- [Dataset]:
>>>

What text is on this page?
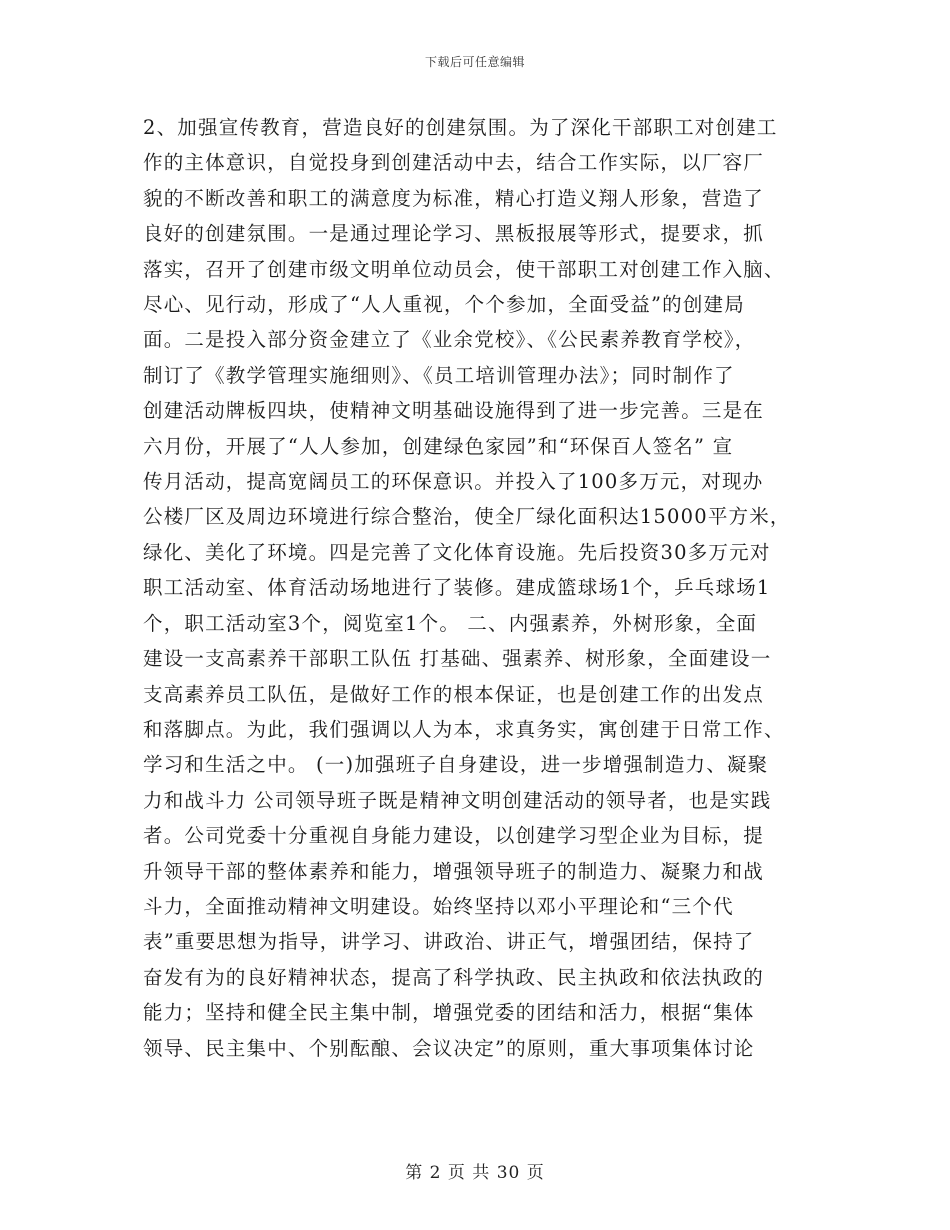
下载后可任意编辑
2、加强宣传教育，营造良好的创建氛围。为了深化干部职工对创建工
作的主体意识，自觉投身到创建活动中去，结合工作实际，以厂容厂
貌的不断改善和职工的满意度为标准，精心打造义翔人形象，营造了
良好的创建氛围。一是通过理论学习、黑板报展等形式，提要求，抓
落实，召开了创建市级文明单位动员会，使干部职工对创建工作入脑、
尽心、见行动，形成了“人人重视，个个参加，全面受益”的创建局
面。二是投入部分资金建立了《业余党校》、《公民素养教育学校》，
制订了《教学管理实施细则》、《员工培训管理办法》；同时制作了
创建活动牌板四块，使精神文明基础设施得到了进一步完善。三是在
六月份，开展了“人人参加，创建绿色家园”和“环保百人签名” 宣
传月活动，提高宽阔员工的环保意识。并投入了100多万元，对现办
公楼厂区及周边环境进行综合整治，使全厂绿化面积达15000平方米，
绿化、美化了环境。四是完善了文化体育设施。先后投资30多万元对
职工活动室、体育活动场地进行了装修。建成篮球场1个，乒乓球场1
个，职工活动室3个，阅览室1个。 二、内强素养，外树形象，全面
建设一支高素养干部职工队伍 打基础、强素养、树形象，全面建设一
支高素养员工队伍，是做好工作的根本保证，也是创建工作的出发点
和落脚点。为此，我们强调以人为本，求真务实，寓创建于日常工作、
学习和生活之中。 (一)加强班子自身建设，进一步增强制造力、凝聚
力和战斗力 公司领导班子既是精神文明创建活动的领导者，也是实践
者。公司党委十分重视自身能力建设，以创建学习型企业为目标，提
升领导干部的整体素养和能力，增强领导班子的制造力、凝聚力和战
斗力，全面推动精神文明建设。始终坚持以邓小平理论和“三个代
表”重要思想为指导，讲学习、讲政治、讲正气，增强团结，保持了
奋发有为的良好精神状态，提高了科学执政、民主执政和依法执政的
能力；坚持和健全民主集中制，增强党委的团结和活力，根据“集体
领导、民主集中、个别酝酿、会议决定”的原则，重大事项集体讨论
第 2 页 共 30 页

<<<

- [Requirement]: Please write out all the data again word for word, but not the pictures.

- [Solution]:
What text is on this page?
下载后可任意编辑
2、加强宣传教育，营造良好的创建氛围。为了深化干部职工对创建工
作的主体意识，自觉投身到创建活动中去，结合工作实际，以厂容厂
貌的不断改善和职工的满意度为标准，精心打造义翔人形象，营造了
良好的创建氛围。一是通过理论学习、黑板报展等形式，提要求，抓
落实，召开了创建市级文明单位动员会，使干部职工对创建工作入脑、
尽心、见行动，形成了“人人重视，个个参加，全面受益”的创建局
面。二是投入部分资金建立了《业余党校》、《公民素养教育学校》，
制订了《教学管理实施细则》、《员工培训管理办法》；同时制作了
创建活动牌板四块，使精神文明基础设施得到了进一步完善。三是在
六月份，开展了“人人参加，创建绿色家园”和“环保百人签名” 宣
传月活动，提高宽阔员工的环保意识。并投入了100多万元，对现办
公楼厂区及周边环境进行综合整治，使全厂绿化面积达15000平方米，
绿化、美化了环境。四是完善了文化体育设施。先后投资30多万元对
职工活动室、体育活动场地进行了装修。建成篮球场1个，乒乓球场1
个，职工活动室3个，阅览室1个。 二、内强素养，外树形象，全面
建设一支高素养干部职工队伍 打基础、强素养、树形象，全面建设一
支高素养员工队伍，是做好工作的根本保证，也是创建工作的出发点
和落脚点。为此，我们强调以人为本，求真务实，寓创建于日常工作、
学习和生活之中。 (一)加强班子自身建设，进一步增强制造力、凝聚
力和战斗力 公司领导班子既是精神文明创建活动的领导者，也是实践
者。公司党委十分重视自身能力建设，以创建学习型企业为目标，提
升领导干部的整体素养和能力，增强领导班子的制造力、凝聚力和战
斗力，全面推动精神文明建设。始终坚持以邓小平理论和“三个代
表”重要思想为指导，讲学习、讲政治、讲正气，增强团结，保持了
奋发有为的良好精神状态，提高了科学执政、民主执政和依法执政的
能力；坚持和健全民主集中制，增强党委的团结和活力，根据“集体
领导、民主集中、个别酝酿、会议决定”的原则，重大事项集体讨论
第 2 页 共 30 页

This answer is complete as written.